**Texte fourni**
******************************

L'amour est très surestimé - Brigitte Giraud
Avant de comprendre qu'il s'agit de 11 textes distincts, le lecteur est en droit de se demander s'il s'agit bien de la même narratrice qui, au fil des chapitres, égrène à la 1ère personne son triste constat de l'échec conjugal.
Personnellement j'ai eu quelques vagues de doute.
Une fois bien compris que rien n'était lié, à part le thème du couple et de la pérennité de l'amour, j'ai pu m'absorber dans cette lecture.
Brigitte Giraud est galante, elle écrit sur "la fin de l'histoire" avec un stoïcisme qui vous tire de votre léthargie. C'est bien simple, c'est terriblement évident : "Vous n'avez rien vu venir et vous ne l'aimez plus". A partir de là, l'auteur va broder sur l'attachement matériel, ou son inutilité flagrante quand surgit la cassure, sur l'importance donnée aux enfants, leur annoncer la nouvelle, les prévenir du meilleur comme du pire. Elle envisage aussi l'après, "la juste place", comment se débrouiller avec l'absence, se refaire et s'habiller d'une peau neuve, croiser l'autre et aller vers lui, le repas qu'on prépare pour tout recommencer, reprendre "l'habitude".
"J'avais face à moi un inconnu, cet inconnu avait ravivé l'amour et m'exposait à tous les dangers. J'avais peur d'aimer et de ne pas aimer, peur de me tromper, peur d'aller trop vite. Je ne savais plus comment être devant un homme, alors je baissai un peu les yeux"...
Et puis, comme un second souffle, "le temps a passé", et la narratrice dit merci à son amour, "on n'arrête pas le cours des choses pour dire qu'on est heureux", pour aller à contre-courant du "vertige des naufrages amoureux, l'illusion de la liberté tant convoitée, le fantasme de l'instant exalté, de la jouissance sans limites, (...) la douleur d'aimer ou de ne plus aimer (...), les stigmates de l'échec, l'esthétique de la perte" (...)

******************************

**Enregistrements fournis**
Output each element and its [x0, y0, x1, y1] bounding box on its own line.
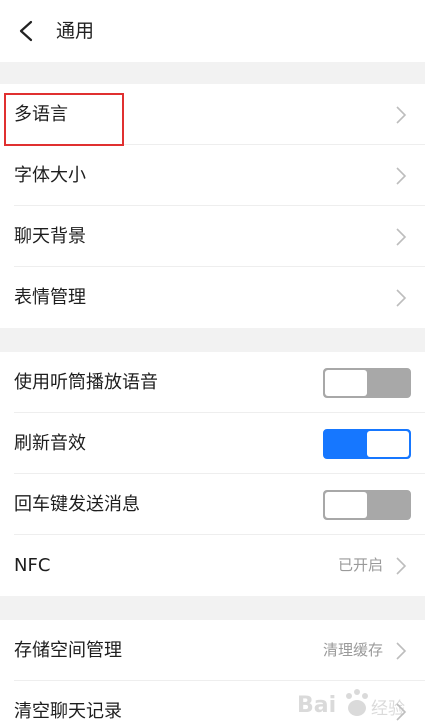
- chevron-right-icon: [396, 642, 407, 660]
- settings-item-label: 表情管理: [14, 287, 86, 308]
- toggle-knob: [325, 370, 367, 396]
- chevron-right-icon: [396, 228, 407, 246]
- section-gap: [0, 596, 425, 620]
- toggle-knob: [367, 431, 409, 457]
- settings-item-label: 存储空间管理: [14, 640, 122, 661]
- chevron-right-icon: [396, 289, 407, 307]
- back-button[interactable]: [8, 12, 44, 50]
- earpiece-playback-toggle[interactable]: [323, 368, 411, 398]
- settings-item-label: 回车键发送消息: [14, 494, 140, 515]
- settings-item-storage-management[interactable]: 存储空间管理 清理缓存: [0, 620, 425, 681]
- chevron-right-icon: [396, 106, 407, 124]
- section-gap: [0, 62, 425, 84]
- settings-item-enter-to-send: 回车键发送消息: [0, 474, 425, 535]
- chevron-right-icon: [396, 557, 407, 575]
- settings-item-label: 字体大小: [14, 165, 86, 186]
- settings-item-chat-background[interactable]: 聊天背景: [0, 206, 425, 267]
- settings-item-refresh-sound: 刷新音效: [0, 413, 425, 474]
- settings-item-font-size[interactable]: 字体大小: [0, 145, 425, 206]
- refresh-sound-toggle[interactable]: [323, 429, 411, 459]
- settings-item-label: 聊天背景: [14, 226, 86, 247]
- storage-hint-value: 清理缓存: [322, 641, 383, 659]
- settings-page: 通用 多语言 字体大小 聊天背景 表情管理 使用听筒播放语音 刷新音效 回车键发…: [0, 0, 425, 728]
- back-arrow-icon: [19, 20, 33, 42]
- chevron-right-icon: [396, 167, 407, 185]
- settings-item-label: 刷新音效: [14, 433, 86, 454]
- settings-item-emoji-management[interactable]: 表情管理: [0, 267, 425, 328]
- svg-text:Bai: Bai: [297, 693, 336, 718]
- highlight-box: [4, 93, 124, 146]
- page-title: 通用: [56, 20, 95, 42]
- enter-to-send-toggle[interactable]: [323, 490, 411, 520]
- svg-text:经验: 经验: [371, 699, 405, 719]
- settings-item-label: 清空聊天记录: [14, 701, 122, 722]
- header: 通用: [0, 0, 425, 62]
- baidu-watermark-logo: Bai 经验: [297, 689, 405, 719]
- settings-item-earpiece-playback: 使用听筒播放语音: [0, 352, 425, 413]
- settings-item-label: 使用听筒播放语音: [14, 372, 158, 393]
- settings-item-nfc[interactable]: NFC 已开启: [0, 535, 425, 596]
- section-gap: [0, 328, 425, 352]
- toggle-knob: [325, 492, 367, 518]
- nfc-status-value: 已开启: [337, 556, 383, 574]
- settings-item-label: NFC: [14, 555, 51, 576]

******************************

**Tâches**
a) Recopiez intégralement, sans aucune modification, la critique consacrée à « L'amour est très surestimé ».
b) Reproduisez à l'identique les lignes du listing, de celle qui contient "- chevron-right-icon: [396, 642, 407, 660]" jusqu'à celle qui contient "- chevron-right-icon: [396, 289, 407, 307]", ces deux lignes comprises.

**Réponses à l'exercice**
a)
L'amour est très surestimé - Brigitte Giraud
Avant de comprendre qu'il s'agit de 11 textes distincts, le lecteur est en droit de se demander s'il s'agit bien de la même narratrice qui, au fil des chapitres, égrène à la 1ère personne son triste constat de l'échec conjugal.
Personnellement j'ai eu quelques vagues de doute.
Une fois bien compris que rien n'était lié, à part le thème du couple et de la pérennité de l'amour, j'ai pu m'absorber dans cette lecture.
Brigitte Giraud est galante, elle écrit sur "la fin de l'histoire" avec un stoïcisme qui vous tire de votre léthargie. C'est bien simple, c'est terriblement évident : "Vous n'avez rien vu venir et vous ne l'aimez plus". A partir de là, l'auteur va broder sur l'attachement matériel, ou son inutilité flagrante quand surgit la cassure, sur l'importance donnée aux enfants, leur annoncer la nouvelle, les prévenir du meilleur comme du pire. Elle envisage aussi l'après, "la juste place", comment se débrouiller avec l'absence, se refaire et s'habiller d'une peau neuve, croiser l'autre et aller vers lui, le repas qu'on prépare pour tout recommencer, reprendre "l'habitude".
"J'avais face à moi un inconnu, cet inconnu avait ravivé l'amour et m'exposait à tous les dangers. J'avais peur d'aimer et de ne pas aimer, peur de me tromper, peur d'aller trop vite. Je ne savais plus comment être devant un homme, alors je baissai un peu les yeux"...
Et puis, comme un second souffle, "le temps a passé", et la narratrice dit merci à son amour, "on n'arrête pas le cours des choses pour dire qu'on est heureux", pour aller à contre-courant du "vertige des naufrages amoureux, l'illusion de la liberté tant convoitée, le fantasme de l'instant exalté, de la jouissance sans limites, (...) la douleur d'aimer ou de ne plus aimer (...), les stigmates de l'échec, l'esthétique de la perte" (...)

b)
- chevron-right-icon: [396, 642, 407, 660]
- settings-item-label: 表情管理: [14, 287, 86, 308]
- toggle-knob: [325, 370, 367, 396]
- chevron-right-icon: [396, 228, 407, 246]
- section-gap: [0, 596, 425, 620]
- toggle-knob: [367, 431, 409, 457]
- settings-item-label: 存储空间管理: [14, 640, 122, 661]
- chevron-right-icon: [396, 289, 407, 307]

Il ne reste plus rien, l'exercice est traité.